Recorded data
===
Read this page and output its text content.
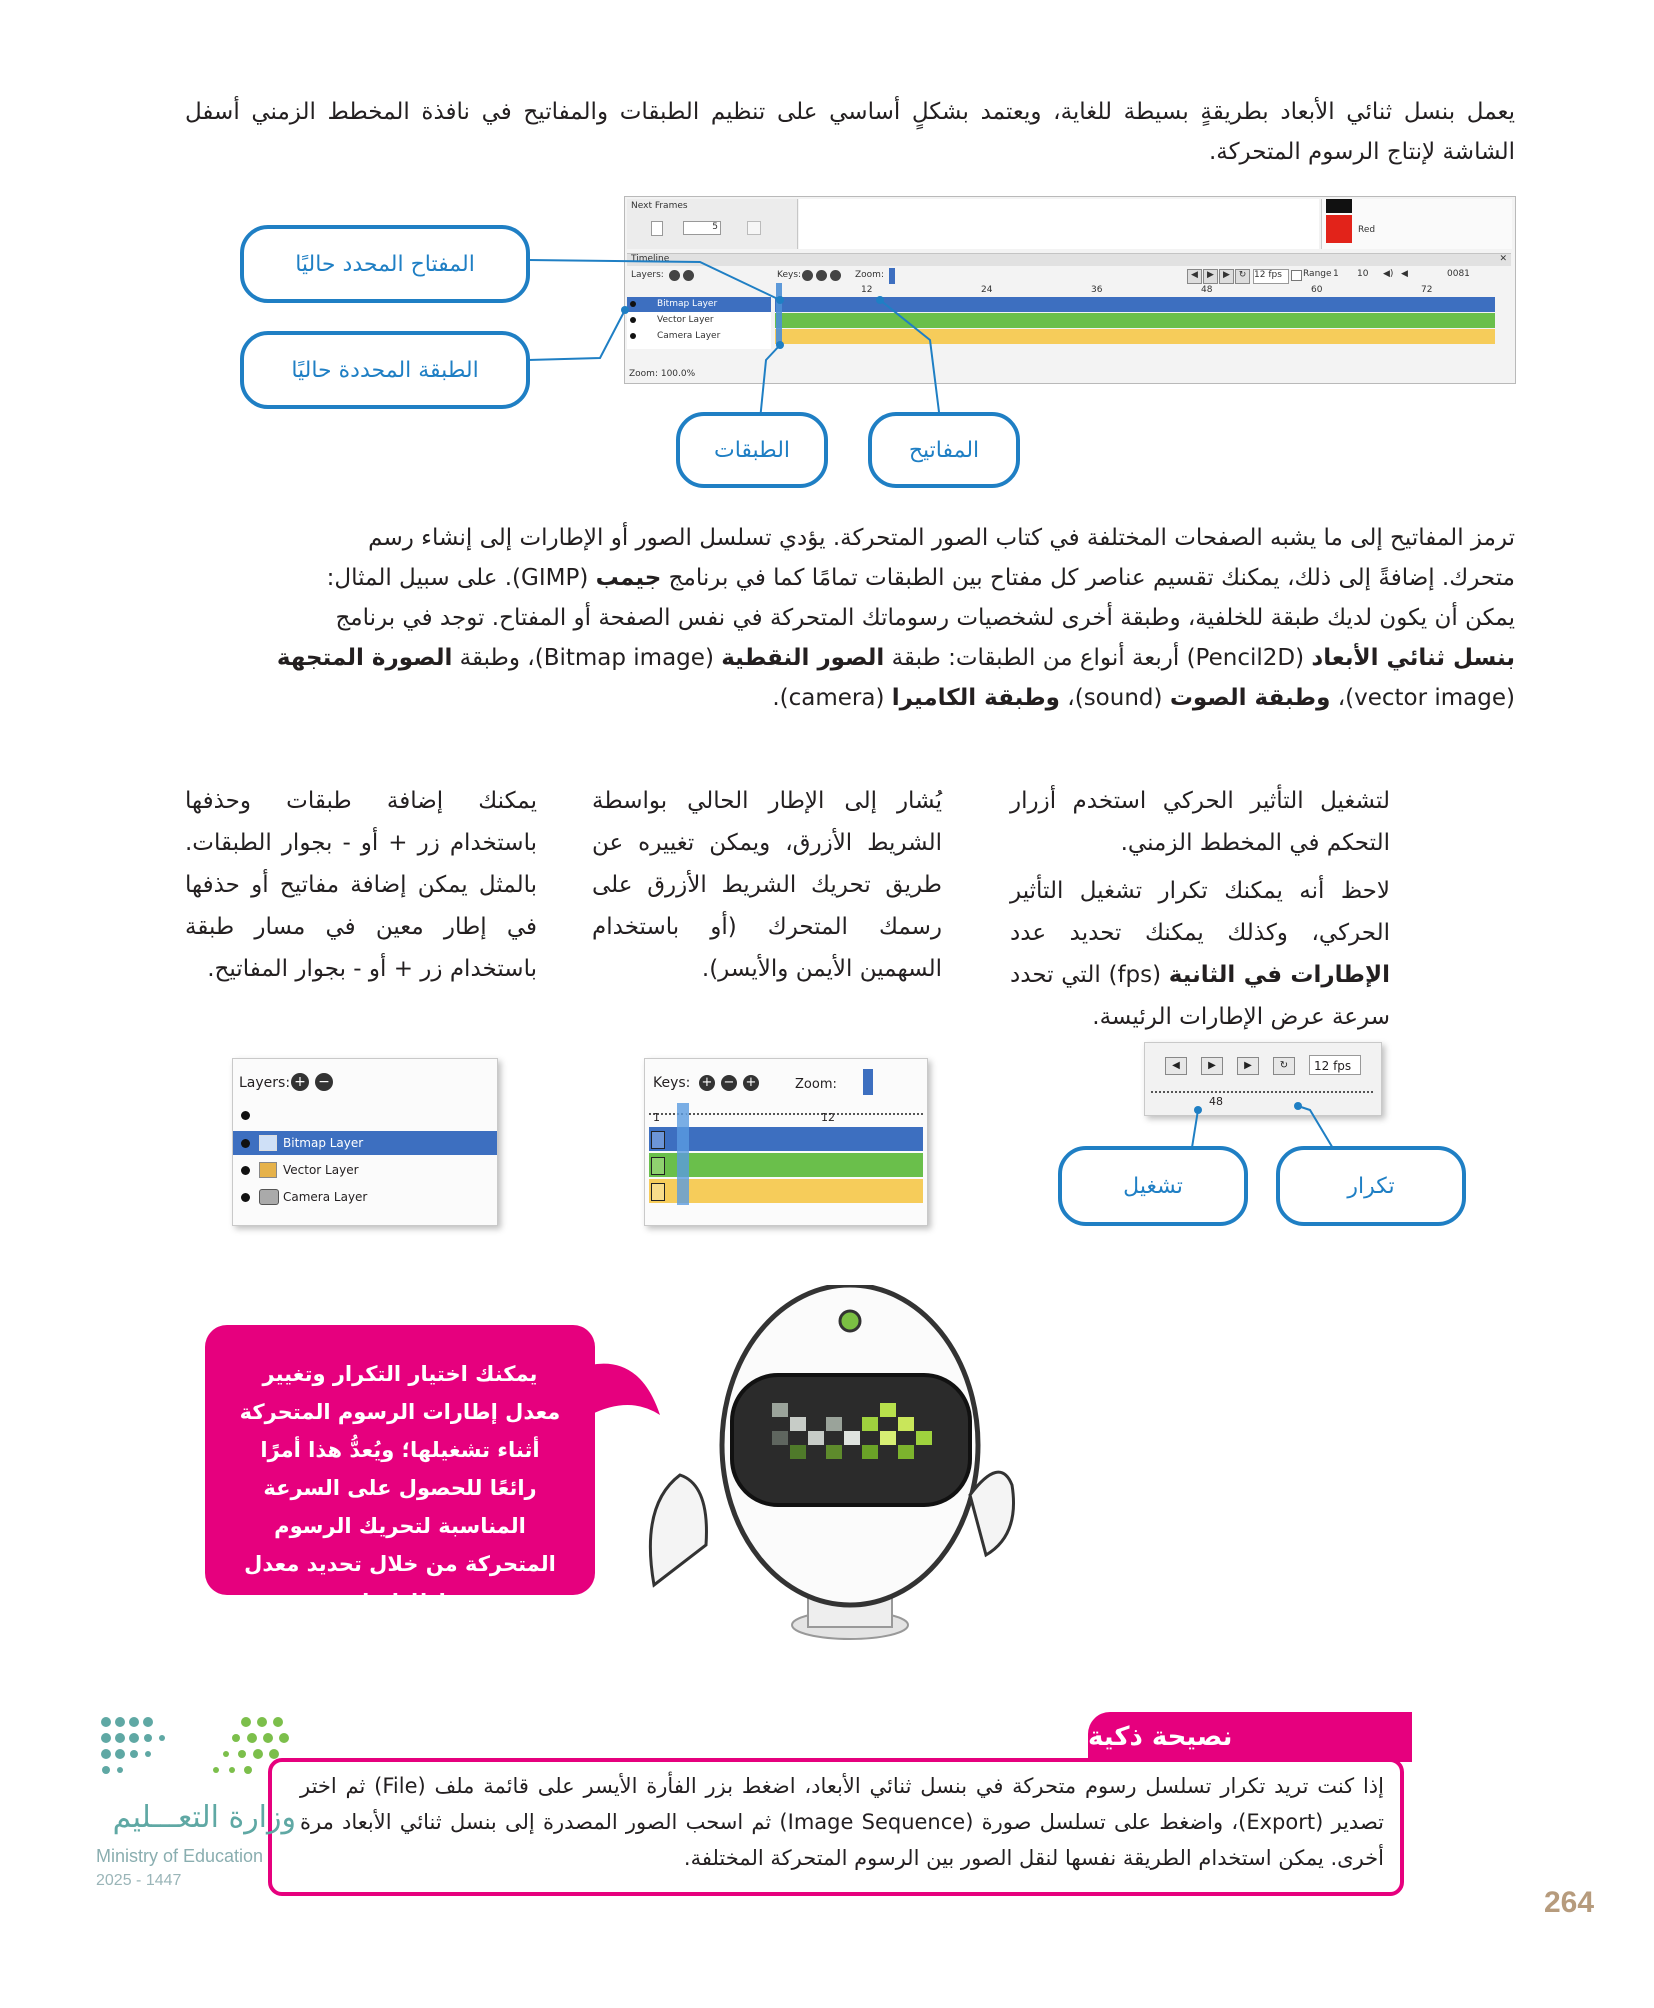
يعمل بنسل ثنائي الأبعاد بطريقةٍ بسيطة للغاية، ويعتمد بشكلٍ أساسي على تنظيم الطبقات والمفاتيح في نافذة المخطط الزمني أسفل الشاشة لإنتاج الرسوم المتحركة.
Next Frames
5	Red
Timeline	✕
Layers:	Keys:	Zoom:	◀	▶	▶ ↻ 12 fps	Range 1 10 ◀) ◀	0081
12	24	36	48	60	72
Bitmap Layer
Vector Layer
Camera Layer
Zoom: 100.0%
المفتاح المحدد حاليًا
الطبقة المحددة حاليًا
الطبقات	المفاتيح
ترمز المفاتيح إلى ما يشبه الصفحات المختلفة في كتاب الصور المتحركة. يؤدي تسلسل الصور أو الإطارات إلى إنشاء رسم
متحرك. إضافةً إلى ذلك، يمكنك تقسيم عناصر كل مفتاح بين الطبقات تمامًا كما في برنامج جيمب (GIMP). على سبيل المثال:
يمكن أن يكون لديك طبقة للخلفية، وطبقة أخرى لشخصيات رسوماتك المتحركة في نفس الصفحة أو المفتاح. توجد في برنامج
بنسل ثنائي الأبعاد (Pencil2D) أربعة أنواع من الطبقات: طبقة الصور النقطية (Bitmap image)، وطبقة الصورة المتجهة
(vector image)، وطبقة الصوت (sound)، وطبقة الكاميرا (camera).
لتشغيل التأثير الحركي استخدم أزرار التحكم في المخطط الزمني.
لاحظ أنه يمكنك تكرار تشغيل التأثير الحركي، وكذلك يمكنك تحديد عدد الإطارات في الثانية (fps) التي تحدد سرعة عرض الإطارات الرئيسة.
يُشار إلى الإطار الحالي بواسطة الشريط الأزرق، ويمكن تغييره عن طريق تحريك الشريط الأزرق على رسمك المتحرك (أو باستخدام السهمين الأيمن والأيسر).
يمكنك إضافة طبقات وحذفها باستخدام زر + أو - بجوار الطبقات. بالمثل يمكن إضافة مفاتيح أو حذفها في إطار معين في مسار طبقة باستخدام زر + أو - بجوار المفاتيح.
◀	▶	▶	↻	12 fps
48
تشغيل	تكرار
Keys: + − +	Zoom:
1	12
Layers: + −
Bitmap Layer
Vector Layer
Camera Layer
يمكنك اختيار التكرار وتغيير معدل إطارات الرسوم المتحركة أثناء تشغيلها؛ ويُعدُّ هذا أمرًا رائعًا للحصول على السرعة المناسبة لتحريك الرسوم المتحركة من خلال تحديد معدل إطاراتها.
نصيحة ذكية
إذا كنت تريد تكرار تسلسل رسوم متحركة في بنسل ثنائي الأبعاد، اضغط بزر الفأرة الأيسر على قائمة ملف (File) ثم اختر تصدير (Export)، واضغط على تسلسل صورة (Image Sequence) ثم اسحب الصور المصدرة إلى بنسل ثنائي الأبعاد مرة أخرى. يمكن استخدام الطريقة نفسها لنقل الصور بين الرسوم المتحركة المختلفة.
وزارة التعـــليم
Ministry of Education
2025 - 1447
264
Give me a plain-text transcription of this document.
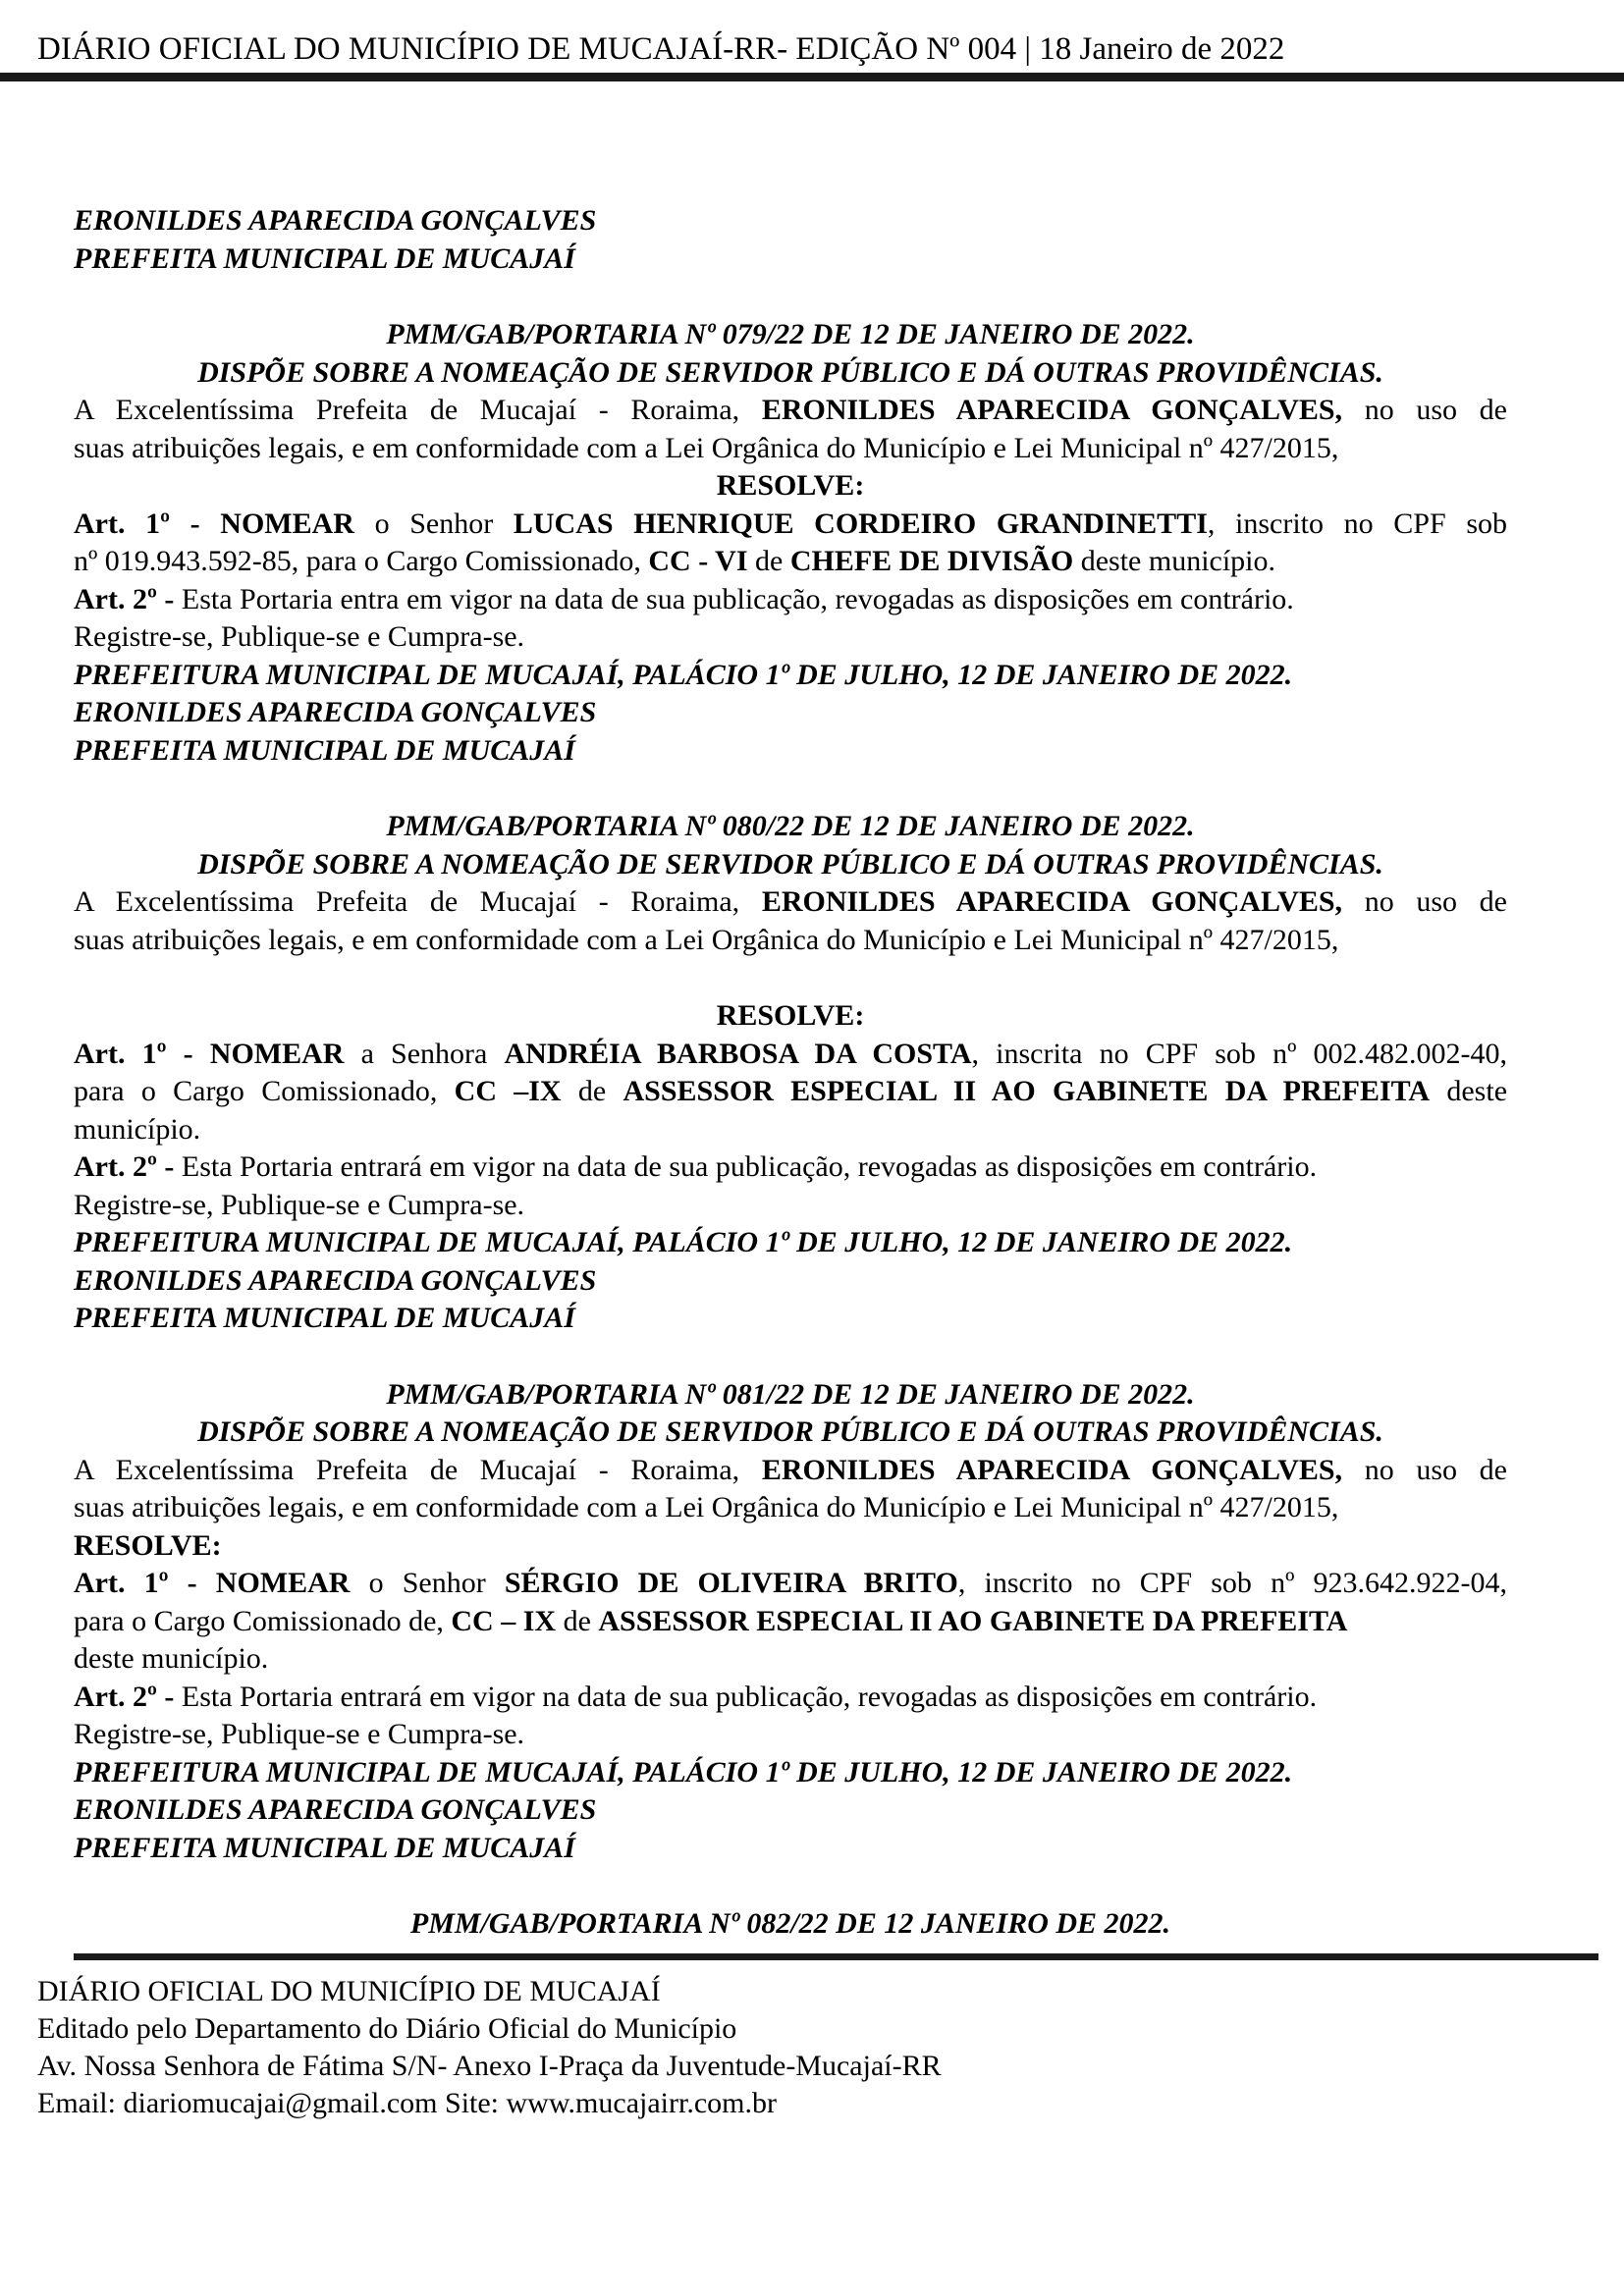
DIÁRIO OFICIAL DO MUNICÍPIO DE MUCAJAÍ-RR- EDIÇÃO Nº 004 | 18 Janeiro de 2022
ERONILDES APARECIDA GONÇALVES
PREFEITA MUNICIPAL DE MUCAJAÍ
PMM/GAB/PORTARIA Nº 079/22 DE 12 DE JANEIRO DE 2022.
DISPÕE SOBRE A NOMEAÇÃO DE SERVIDOR PÚBLICO E DÁ OUTRAS PROVIDÊNCIAS.
A Excelentíssima Prefeita de Mucajaí - Roraima, ERONILDES APARECIDA GONÇALVES, no uso de
suas atribuições legais, e em conformidade com a Lei Orgânica do Município e Lei Municipal nº 427/2015,
RESOLVE:
Art. 1º - NOMEAR o Senhor LUCAS HENRIQUE CORDEIRO GRANDINETTI, inscrito no CPF sob
nº 019.943.592-85, para o Cargo Comissionado, CC - VI de CHEFE DE DIVISÃO deste município.
Art. 2º - Esta Portaria entra em vigor na data de sua publicação, revogadas as disposições em contrário.
Registre-se, Publique-se e Cumpra-se.
PREFEITURA MUNICIPAL DE MUCAJAÍ, PALÁCIO 1º DE JULHO, 12 DE JANEIRO DE 2022.
ERONILDES APARECIDA GONÇALVES
PREFEITA MUNICIPAL DE MUCAJAÍ
PMM/GAB/PORTARIA Nº 080/22 DE 12 DE JANEIRO DE 2022.
DISPÕE SOBRE A NOMEAÇÃO DE SERVIDOR PÚBLICO E DÁ OUTRAS PROVIDÊNCIAS.
A Excelentíssima Prefeita de Mucajaí - Roraima, ERONILDES APARECIDA GONÇALVES, no uso de
suas atribuições legais, e em conformidade com a Lei Orgânica do Município e Lei Municipal nº 427/2015,
RESOLVE:
Art. 1º - NOMEAR a Senhora ANDRÉIA BARBOSA DA COSTA, inscrita no CPF sob nº 002.482.002-40,
para o Cargo Comissionado, CC –IX de ASSESSOR ESPECIAL II AO GABINETE DA PREFEITA deste
município.
Art. 2º - Esta Portaria entrará em vigor na data de sua publicação, revogadas as disposições em contrário.
Registre-se, Publique-se e Cumpra-se.
PREFEITURA MUNICIPAL DE MUCAJAÍ, PALÁCIO 1º DE JULHO, 12 DE JANEIRO DE 2022.
ERONILDES APARECIDA GONÇALVES
PREFEITA MUNICIPAL DE MUCAJAÍ
PMM/GAB/PORTARIA Nº 081/22 DE 12 DE JANEIRO DE 2022.
DISPÕE SOBRE A NOMEAÇÃO DE SERVIDOR PÚBLICO E DÁ OUTRAS PROVIDÊNCIAS.
A Excelentíssima Prefeita de Mucajaí - Roraima, ERONILDES APARECIDA GONÇALVES, no uso de
suas atribuições legais, e em conformidade com a Lei Orgânica do Município e Lei Municipal nº 427/2015,
RESOLVE:
Art. 1º - NOMEAR o Senhor SÉRGIO DE OLIVEIRA BRITO, inscrito no CPF sob nº 923.642.922-04,
para o Cargo Comissionado de, CC – IX de ASSESSOR ESPECIAL II AO GABINETE DA PREFEITA
deste município.
Art. 2º - Esta Portaria entrará em vigor na data de sua publicação, revogadas as disposições em contrário.
Registre-se, Publique-se e Cumpra-se.
PREFEITURA MUNICIPAL DE MUCAJAÍ, PALÁCIO 1º DE JULHO, 12 DE JANEIRO DE 2022.
ERONILDES APARECIDA GONÇALVES
PREFEITA MUNICIPAL DE MUCAJAÍ
PMM/GAB/PORTARIA Nº 082/22 DE 12 JANEIRO DE 2022.
DIÁRIO OFICIAL DO MUNICÍPIO DE MUCAJAÍ
Editado pelo Departamento do Diário Oficial do Município
Av. Nossa Senhora de Fátima S/N- Anexo I-Praça da Juventude-Mucajaí-RR
Email: diariomucajai@gmail.com Site: www.mucajairr.com.br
===
• [GIVEN TASK]: Return every line in the listing that contains the word "أخرى".

• [RESULT]:
يمكن أن يكون لديك طبقة للخلفية، وطبقة أخرى لشخصيات رسوماتك المتحركة في نفس الصفحة أو المفتاح. توجد في برنامج
إذا كنت تريد تكرار تسلسل رسوم متحركة في بنسل ثنائي الأبعاد، اضغط بزر الفأرة الأيسر على قائمة ملف (File) ثم اختر تصدير (Export)، واضغط على تسلسل صورة (Image Sequence) ثم اسحب الصور المصدرة إلى بنسل ثنائي الأبعاد مرة أخرى. يمكن استخدام الطريقة نفسها لنقل الصور بين الرسوم المتحركة المختلفة.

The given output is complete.